[Start of EXTRACTED MATERIAL]

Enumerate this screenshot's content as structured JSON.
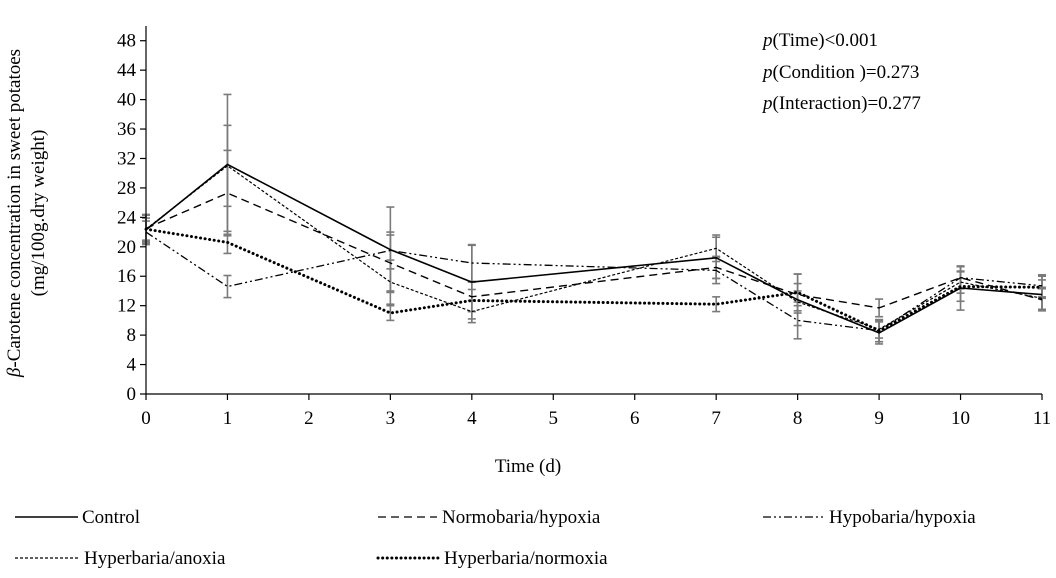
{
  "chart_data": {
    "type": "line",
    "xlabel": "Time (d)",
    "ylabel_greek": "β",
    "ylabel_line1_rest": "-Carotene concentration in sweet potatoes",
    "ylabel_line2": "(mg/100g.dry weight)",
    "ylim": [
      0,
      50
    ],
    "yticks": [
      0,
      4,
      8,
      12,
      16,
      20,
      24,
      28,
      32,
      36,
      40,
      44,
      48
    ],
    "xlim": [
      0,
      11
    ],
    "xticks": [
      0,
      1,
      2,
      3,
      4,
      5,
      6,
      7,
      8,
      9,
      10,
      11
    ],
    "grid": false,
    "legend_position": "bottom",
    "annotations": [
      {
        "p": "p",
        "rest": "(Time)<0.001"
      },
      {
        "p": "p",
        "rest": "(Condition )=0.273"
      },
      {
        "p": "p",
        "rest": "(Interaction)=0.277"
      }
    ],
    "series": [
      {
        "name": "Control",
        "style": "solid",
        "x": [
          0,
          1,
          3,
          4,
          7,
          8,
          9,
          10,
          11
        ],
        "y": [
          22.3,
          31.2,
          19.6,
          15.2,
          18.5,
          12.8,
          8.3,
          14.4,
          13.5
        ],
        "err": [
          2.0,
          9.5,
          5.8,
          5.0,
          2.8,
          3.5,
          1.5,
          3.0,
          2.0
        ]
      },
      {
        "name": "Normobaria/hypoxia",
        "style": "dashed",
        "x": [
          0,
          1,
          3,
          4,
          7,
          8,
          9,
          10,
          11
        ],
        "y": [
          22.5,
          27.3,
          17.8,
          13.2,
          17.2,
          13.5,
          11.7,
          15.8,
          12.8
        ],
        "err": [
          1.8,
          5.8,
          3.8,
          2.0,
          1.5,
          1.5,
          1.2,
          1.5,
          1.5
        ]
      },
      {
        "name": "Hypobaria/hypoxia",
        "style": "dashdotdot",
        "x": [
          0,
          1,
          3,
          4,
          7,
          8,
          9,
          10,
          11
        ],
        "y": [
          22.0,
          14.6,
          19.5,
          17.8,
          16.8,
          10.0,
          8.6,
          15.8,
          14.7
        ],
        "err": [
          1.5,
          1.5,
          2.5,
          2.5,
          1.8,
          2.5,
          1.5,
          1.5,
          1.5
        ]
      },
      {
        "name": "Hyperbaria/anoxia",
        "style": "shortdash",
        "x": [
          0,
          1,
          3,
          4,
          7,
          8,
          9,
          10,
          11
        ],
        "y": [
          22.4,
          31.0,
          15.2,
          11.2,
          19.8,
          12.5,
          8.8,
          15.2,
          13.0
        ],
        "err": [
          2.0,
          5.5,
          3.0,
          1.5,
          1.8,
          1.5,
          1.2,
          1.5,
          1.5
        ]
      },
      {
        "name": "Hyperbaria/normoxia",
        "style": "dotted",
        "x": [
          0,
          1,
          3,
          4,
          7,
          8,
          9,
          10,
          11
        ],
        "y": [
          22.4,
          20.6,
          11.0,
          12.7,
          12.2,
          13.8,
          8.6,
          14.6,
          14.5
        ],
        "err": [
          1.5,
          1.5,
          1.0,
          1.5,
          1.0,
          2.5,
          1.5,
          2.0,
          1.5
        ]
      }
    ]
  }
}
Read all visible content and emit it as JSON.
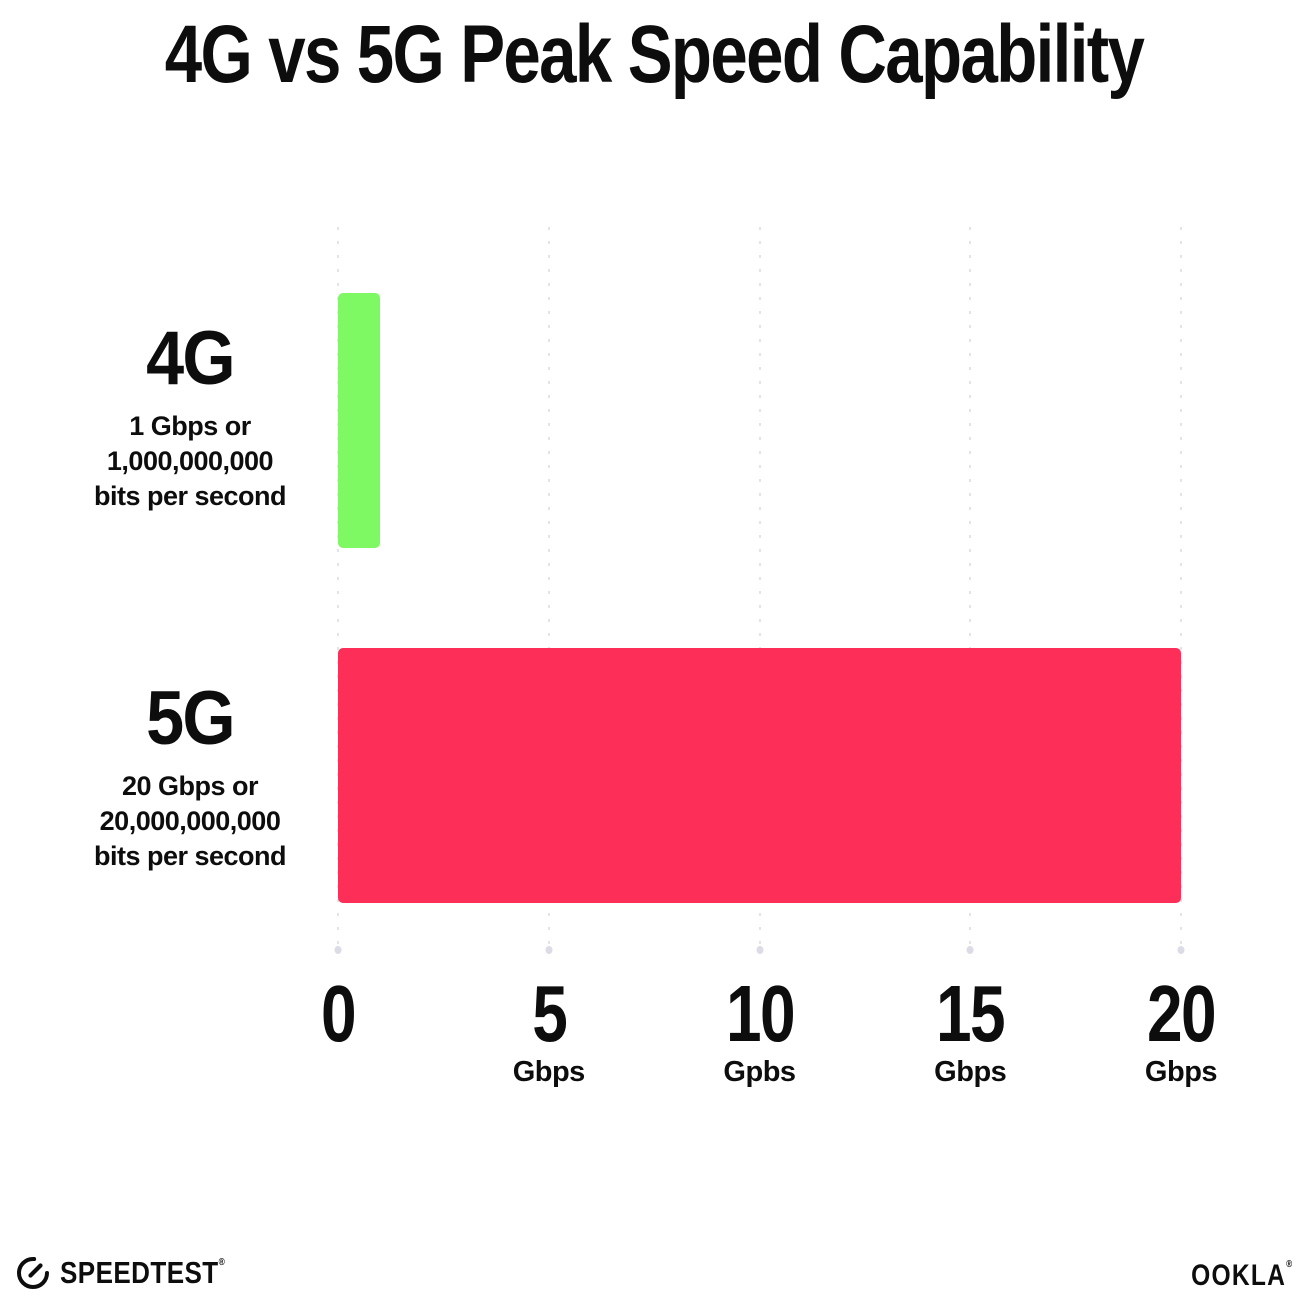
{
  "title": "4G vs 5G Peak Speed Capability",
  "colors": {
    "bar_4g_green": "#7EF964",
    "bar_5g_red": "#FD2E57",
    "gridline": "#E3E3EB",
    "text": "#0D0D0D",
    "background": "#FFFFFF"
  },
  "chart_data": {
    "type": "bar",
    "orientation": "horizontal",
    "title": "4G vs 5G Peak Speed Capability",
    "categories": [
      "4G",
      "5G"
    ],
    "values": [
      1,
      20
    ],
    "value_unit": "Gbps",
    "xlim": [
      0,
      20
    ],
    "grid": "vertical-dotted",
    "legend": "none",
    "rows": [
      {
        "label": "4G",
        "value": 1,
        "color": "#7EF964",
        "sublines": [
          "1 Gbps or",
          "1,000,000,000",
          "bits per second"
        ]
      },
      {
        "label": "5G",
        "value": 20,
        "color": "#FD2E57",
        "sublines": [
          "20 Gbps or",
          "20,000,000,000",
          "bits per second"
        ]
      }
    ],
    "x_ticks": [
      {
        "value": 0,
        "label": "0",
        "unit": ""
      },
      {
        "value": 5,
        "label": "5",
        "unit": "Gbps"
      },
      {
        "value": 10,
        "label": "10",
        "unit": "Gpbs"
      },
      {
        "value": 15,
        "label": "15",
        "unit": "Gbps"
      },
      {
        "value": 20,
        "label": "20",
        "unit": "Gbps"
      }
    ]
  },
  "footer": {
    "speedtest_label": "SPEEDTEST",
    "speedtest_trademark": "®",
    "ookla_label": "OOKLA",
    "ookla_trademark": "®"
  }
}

[End of EXTRACTED MATERIAL]

Pick out every line above that holds the word "JSON" and copy it.

### PROBLEM SOLUTION:
Enumerate this screenshot's content as structured JSON.
Read all visible content and emit it as JSON.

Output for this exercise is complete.